> [Provided records]:
========
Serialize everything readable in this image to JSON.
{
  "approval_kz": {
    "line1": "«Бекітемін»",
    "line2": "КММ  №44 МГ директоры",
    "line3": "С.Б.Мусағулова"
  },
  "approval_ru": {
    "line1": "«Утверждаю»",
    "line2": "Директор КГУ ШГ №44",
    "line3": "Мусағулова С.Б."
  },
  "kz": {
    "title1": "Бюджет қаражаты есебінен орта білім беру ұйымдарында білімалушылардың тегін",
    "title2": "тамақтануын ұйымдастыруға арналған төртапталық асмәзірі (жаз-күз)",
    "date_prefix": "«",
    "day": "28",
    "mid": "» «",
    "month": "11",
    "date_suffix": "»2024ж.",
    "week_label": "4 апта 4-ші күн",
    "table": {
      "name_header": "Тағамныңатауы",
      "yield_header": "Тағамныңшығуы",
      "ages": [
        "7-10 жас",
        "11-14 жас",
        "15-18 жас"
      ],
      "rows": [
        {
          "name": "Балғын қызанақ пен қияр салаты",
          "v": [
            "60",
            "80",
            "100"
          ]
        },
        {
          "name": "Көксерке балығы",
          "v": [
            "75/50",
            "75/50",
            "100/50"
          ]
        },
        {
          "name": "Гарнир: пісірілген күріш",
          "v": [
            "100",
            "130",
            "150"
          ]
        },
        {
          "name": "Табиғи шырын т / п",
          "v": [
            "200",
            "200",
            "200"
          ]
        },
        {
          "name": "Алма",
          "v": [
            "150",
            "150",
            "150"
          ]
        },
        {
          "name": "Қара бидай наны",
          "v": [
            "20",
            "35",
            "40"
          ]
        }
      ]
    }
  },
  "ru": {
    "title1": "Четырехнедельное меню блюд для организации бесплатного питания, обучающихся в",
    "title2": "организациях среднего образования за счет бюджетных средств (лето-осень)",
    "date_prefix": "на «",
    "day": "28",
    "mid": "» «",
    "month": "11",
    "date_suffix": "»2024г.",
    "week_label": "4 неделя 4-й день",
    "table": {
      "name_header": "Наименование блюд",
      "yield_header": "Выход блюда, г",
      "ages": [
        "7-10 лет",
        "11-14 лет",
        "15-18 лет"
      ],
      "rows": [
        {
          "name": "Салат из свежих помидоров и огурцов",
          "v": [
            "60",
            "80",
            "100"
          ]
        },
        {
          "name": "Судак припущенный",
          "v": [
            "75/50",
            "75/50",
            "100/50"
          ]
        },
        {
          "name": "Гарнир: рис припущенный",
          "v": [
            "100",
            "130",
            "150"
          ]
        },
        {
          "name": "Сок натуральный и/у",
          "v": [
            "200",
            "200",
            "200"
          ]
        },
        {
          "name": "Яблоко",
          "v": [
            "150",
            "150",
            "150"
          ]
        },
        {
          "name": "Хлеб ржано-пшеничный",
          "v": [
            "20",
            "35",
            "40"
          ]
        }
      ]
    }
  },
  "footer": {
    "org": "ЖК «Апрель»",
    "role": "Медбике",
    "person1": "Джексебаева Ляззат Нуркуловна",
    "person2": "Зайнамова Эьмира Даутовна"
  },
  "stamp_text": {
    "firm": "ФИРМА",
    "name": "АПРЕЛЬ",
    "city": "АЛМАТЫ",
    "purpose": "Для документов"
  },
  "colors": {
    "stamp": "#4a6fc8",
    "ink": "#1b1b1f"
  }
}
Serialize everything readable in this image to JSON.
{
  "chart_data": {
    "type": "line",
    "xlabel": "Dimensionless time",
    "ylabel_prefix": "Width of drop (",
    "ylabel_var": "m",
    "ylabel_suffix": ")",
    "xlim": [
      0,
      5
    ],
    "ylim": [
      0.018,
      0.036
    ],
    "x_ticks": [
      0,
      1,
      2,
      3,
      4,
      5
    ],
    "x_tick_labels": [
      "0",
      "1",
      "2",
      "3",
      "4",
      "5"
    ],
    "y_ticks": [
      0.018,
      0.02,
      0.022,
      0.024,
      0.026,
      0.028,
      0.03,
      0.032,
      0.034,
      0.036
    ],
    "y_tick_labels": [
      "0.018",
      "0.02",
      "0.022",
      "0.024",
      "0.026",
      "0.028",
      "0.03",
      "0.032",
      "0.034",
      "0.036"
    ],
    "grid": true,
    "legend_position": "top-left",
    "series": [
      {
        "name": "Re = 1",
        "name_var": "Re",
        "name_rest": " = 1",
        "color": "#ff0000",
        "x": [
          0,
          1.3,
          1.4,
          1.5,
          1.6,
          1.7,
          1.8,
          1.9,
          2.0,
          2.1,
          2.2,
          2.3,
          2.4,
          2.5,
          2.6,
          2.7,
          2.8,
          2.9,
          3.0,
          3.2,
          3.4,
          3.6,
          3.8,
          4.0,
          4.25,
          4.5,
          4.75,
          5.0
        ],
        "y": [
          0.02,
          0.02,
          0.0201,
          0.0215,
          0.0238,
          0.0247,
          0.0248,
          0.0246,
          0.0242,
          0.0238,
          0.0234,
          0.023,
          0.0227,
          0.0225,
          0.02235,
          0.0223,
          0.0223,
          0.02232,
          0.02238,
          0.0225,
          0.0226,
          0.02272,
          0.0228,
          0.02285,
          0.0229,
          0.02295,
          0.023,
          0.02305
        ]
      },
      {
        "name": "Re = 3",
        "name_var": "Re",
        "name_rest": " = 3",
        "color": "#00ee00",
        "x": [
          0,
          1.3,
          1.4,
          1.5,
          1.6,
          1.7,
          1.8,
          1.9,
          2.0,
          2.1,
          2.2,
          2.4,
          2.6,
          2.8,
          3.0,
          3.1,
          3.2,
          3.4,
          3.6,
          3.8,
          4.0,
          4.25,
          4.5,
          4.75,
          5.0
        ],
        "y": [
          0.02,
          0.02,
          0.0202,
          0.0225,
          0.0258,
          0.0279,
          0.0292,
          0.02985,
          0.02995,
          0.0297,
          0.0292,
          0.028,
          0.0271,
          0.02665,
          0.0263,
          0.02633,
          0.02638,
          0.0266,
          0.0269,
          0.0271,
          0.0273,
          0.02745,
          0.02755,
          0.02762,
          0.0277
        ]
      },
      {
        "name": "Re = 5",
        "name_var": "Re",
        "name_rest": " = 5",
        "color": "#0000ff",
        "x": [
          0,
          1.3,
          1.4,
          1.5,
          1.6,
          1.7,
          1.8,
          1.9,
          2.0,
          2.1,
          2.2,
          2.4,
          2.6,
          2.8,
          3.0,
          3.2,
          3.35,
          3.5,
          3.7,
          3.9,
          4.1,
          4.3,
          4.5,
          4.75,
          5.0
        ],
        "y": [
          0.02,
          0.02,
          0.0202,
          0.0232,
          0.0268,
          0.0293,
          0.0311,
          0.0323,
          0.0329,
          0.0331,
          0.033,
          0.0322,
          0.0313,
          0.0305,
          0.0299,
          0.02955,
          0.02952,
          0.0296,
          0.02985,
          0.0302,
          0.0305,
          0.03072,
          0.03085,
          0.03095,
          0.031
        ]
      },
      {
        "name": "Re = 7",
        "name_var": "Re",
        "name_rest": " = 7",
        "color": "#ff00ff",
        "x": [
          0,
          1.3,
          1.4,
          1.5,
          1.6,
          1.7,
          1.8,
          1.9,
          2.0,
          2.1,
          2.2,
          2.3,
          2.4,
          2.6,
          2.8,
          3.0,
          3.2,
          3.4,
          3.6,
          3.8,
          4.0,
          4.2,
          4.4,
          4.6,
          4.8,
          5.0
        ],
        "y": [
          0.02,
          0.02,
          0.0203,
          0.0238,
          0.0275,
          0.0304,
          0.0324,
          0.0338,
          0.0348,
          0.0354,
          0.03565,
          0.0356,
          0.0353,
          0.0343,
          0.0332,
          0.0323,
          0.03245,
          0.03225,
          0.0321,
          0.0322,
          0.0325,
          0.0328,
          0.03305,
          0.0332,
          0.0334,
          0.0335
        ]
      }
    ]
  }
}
========
> [Task details]: From the data above, gather every line that includes the word "Мусағулова".

> [Result]:
    "line3": "С.Б.Мусағулова"
    "line3": "Мусағулова С.Б."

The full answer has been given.